Directions :: Take the listing and print it in full, exactly as given.

===== Record excerpts

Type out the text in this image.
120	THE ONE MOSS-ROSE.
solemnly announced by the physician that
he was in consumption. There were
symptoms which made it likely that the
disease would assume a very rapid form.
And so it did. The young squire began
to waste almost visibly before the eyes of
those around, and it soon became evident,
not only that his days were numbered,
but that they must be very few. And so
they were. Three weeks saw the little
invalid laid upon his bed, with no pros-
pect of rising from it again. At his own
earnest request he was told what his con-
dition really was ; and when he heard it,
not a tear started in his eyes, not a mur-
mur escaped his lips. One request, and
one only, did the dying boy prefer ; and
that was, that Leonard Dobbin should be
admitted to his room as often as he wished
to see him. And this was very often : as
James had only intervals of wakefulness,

==========

Task output ::
Type out the text in this image.
120	THE ONE MOSS-ROSE.
solemnly announced by the physician that
he was in consumption. There were
symptoms which made it likely that the
disease would assume a very rapid form.
And so it did. The young squire began
to waste almost visibly before the eyes of
those around, and it soon became evident,
not only that his days were numbered,
but that they must be very few. And so
they were. Three weeks saw the little
invalid laid upon his bed, with no pros-
pect of rising from it again. At his own
earnest request he was told what his con-
dition really was ; and when he heard it,
not a tear started in his eyes, not a mur-
mur escaped his lips. One request, and
one only, did the dying boy prefer ; and
that was, that Leonard Dobbin should be
admitted to his room as often as he wished
to see him. And this was very often : as
James had only intervals of wakefulness,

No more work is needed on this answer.